### Exercise prompt:
Check each line of the entries below for the string "Deutschland"; copy every line where it appears.

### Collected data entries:

※ ※ ※

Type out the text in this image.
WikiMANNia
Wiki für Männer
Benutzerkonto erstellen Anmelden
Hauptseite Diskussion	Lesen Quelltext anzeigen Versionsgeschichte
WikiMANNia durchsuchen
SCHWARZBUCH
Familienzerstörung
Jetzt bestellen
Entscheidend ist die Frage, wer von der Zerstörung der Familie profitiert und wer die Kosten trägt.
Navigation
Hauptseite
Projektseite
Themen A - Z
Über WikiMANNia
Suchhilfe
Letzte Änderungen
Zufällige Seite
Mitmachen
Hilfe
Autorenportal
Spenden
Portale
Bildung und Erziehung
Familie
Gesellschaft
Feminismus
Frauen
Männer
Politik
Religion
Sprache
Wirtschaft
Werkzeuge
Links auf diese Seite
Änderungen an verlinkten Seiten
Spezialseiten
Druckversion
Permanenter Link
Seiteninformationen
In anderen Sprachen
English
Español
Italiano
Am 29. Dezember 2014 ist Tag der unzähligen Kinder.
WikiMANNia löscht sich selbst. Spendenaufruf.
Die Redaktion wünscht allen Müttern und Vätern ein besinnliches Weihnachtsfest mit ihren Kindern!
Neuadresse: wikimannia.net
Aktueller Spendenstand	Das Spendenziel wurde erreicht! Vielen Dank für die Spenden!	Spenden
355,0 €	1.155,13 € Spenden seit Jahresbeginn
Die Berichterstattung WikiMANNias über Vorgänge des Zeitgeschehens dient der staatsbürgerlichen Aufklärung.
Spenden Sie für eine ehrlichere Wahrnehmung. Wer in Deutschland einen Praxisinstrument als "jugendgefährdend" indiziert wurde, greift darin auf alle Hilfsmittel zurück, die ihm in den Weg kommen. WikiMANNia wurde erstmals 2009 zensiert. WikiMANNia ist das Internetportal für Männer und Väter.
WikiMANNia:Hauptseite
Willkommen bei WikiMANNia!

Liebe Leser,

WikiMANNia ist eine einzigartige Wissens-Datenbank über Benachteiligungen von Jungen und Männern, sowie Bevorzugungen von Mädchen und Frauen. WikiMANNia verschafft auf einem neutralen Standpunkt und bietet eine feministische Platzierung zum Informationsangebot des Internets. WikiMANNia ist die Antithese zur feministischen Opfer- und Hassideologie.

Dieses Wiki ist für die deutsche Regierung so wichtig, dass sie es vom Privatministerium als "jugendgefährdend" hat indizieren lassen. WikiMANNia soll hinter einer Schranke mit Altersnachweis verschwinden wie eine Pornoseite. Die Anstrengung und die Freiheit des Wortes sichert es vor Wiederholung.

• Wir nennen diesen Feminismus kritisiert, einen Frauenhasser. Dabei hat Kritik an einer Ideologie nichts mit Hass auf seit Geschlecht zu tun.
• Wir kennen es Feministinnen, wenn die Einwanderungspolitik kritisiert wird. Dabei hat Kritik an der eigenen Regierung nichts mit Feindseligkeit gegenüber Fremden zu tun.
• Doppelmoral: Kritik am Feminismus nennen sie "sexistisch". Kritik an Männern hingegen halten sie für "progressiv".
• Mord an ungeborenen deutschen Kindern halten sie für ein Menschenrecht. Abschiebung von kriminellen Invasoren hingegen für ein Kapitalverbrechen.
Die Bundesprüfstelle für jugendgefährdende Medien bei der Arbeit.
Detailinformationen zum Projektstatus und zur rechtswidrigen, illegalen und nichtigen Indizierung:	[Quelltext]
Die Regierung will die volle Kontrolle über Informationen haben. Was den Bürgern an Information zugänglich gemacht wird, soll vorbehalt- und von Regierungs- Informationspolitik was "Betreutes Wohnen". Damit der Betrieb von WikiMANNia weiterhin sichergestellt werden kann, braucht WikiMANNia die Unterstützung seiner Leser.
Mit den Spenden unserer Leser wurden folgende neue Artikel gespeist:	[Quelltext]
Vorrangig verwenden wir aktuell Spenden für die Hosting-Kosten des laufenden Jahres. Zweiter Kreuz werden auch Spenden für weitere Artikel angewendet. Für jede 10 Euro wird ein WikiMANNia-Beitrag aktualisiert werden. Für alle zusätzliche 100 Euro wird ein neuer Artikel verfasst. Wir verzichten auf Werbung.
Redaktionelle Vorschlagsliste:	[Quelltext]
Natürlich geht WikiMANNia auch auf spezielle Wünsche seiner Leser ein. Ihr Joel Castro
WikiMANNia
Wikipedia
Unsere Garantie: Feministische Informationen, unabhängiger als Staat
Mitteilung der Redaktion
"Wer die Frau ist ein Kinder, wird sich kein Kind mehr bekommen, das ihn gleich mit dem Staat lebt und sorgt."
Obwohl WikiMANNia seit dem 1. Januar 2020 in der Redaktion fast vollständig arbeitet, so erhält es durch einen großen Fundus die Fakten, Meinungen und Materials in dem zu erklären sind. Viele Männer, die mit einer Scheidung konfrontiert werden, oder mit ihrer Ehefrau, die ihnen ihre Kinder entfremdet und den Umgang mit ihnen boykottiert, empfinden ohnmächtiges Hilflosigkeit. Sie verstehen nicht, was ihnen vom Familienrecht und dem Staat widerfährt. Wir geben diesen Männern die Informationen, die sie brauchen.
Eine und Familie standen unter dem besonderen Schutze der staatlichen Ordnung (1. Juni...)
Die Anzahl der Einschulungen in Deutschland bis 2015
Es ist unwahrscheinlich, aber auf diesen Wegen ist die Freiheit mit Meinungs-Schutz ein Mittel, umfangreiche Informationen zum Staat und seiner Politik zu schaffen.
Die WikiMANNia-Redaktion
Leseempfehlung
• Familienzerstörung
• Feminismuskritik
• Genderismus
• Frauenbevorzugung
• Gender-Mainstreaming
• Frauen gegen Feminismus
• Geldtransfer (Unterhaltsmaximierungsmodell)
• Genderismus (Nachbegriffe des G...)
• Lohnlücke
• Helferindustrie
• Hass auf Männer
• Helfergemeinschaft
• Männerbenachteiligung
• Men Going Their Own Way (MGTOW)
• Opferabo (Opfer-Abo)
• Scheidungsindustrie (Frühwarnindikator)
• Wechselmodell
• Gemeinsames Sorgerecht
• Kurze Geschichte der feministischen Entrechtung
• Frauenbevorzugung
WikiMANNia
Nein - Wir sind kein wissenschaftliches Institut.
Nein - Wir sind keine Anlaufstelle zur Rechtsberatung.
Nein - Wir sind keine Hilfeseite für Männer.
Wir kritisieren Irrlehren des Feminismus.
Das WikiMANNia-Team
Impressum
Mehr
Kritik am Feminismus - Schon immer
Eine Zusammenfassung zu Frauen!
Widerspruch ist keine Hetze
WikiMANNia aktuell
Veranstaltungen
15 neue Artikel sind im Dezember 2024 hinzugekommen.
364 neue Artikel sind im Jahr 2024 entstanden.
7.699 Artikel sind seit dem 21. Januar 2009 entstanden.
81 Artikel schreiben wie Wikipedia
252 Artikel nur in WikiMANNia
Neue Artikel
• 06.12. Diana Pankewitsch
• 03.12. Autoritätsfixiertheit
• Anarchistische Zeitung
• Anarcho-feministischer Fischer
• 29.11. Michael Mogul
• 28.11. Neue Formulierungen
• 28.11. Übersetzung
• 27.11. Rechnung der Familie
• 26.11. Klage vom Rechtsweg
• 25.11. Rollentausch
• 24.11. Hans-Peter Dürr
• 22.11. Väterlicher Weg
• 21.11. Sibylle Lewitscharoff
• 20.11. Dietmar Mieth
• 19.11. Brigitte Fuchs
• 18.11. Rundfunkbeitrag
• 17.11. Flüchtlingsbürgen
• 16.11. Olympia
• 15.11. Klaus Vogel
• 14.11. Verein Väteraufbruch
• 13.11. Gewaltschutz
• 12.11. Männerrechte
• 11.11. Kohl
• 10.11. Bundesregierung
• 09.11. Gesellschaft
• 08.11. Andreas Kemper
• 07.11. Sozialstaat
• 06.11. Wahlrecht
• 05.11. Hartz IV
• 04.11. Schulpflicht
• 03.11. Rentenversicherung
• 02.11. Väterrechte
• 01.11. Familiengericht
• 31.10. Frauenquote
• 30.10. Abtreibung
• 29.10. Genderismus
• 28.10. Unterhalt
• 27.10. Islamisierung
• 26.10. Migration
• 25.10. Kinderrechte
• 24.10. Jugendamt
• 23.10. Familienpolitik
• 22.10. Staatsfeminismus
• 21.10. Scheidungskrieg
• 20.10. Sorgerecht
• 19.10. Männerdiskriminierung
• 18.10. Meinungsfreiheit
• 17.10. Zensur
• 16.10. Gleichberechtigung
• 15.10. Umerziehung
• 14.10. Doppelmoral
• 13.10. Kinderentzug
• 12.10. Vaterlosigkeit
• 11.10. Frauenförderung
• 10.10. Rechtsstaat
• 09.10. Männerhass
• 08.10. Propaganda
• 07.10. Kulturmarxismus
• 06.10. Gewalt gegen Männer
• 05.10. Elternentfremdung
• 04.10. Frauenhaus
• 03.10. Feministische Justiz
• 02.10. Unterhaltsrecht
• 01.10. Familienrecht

※ ※ ※

### Exercise answer:
Spenden Sie für eine ehrlichere Wahrnehmung. Wer in Deutschland einen Praxisinstrument als "jugendgefährdend" indiziert wurde, greift darin auf alle Hilfsmittel zurück, die ihm in den Weg kommen. WikiMANNia wurde erstmals 2009 zensiert. WikiMANNia ist das Internetportal für Männer und Väter.
Die Anzahl der Einschulungen in Deutschland bis 2015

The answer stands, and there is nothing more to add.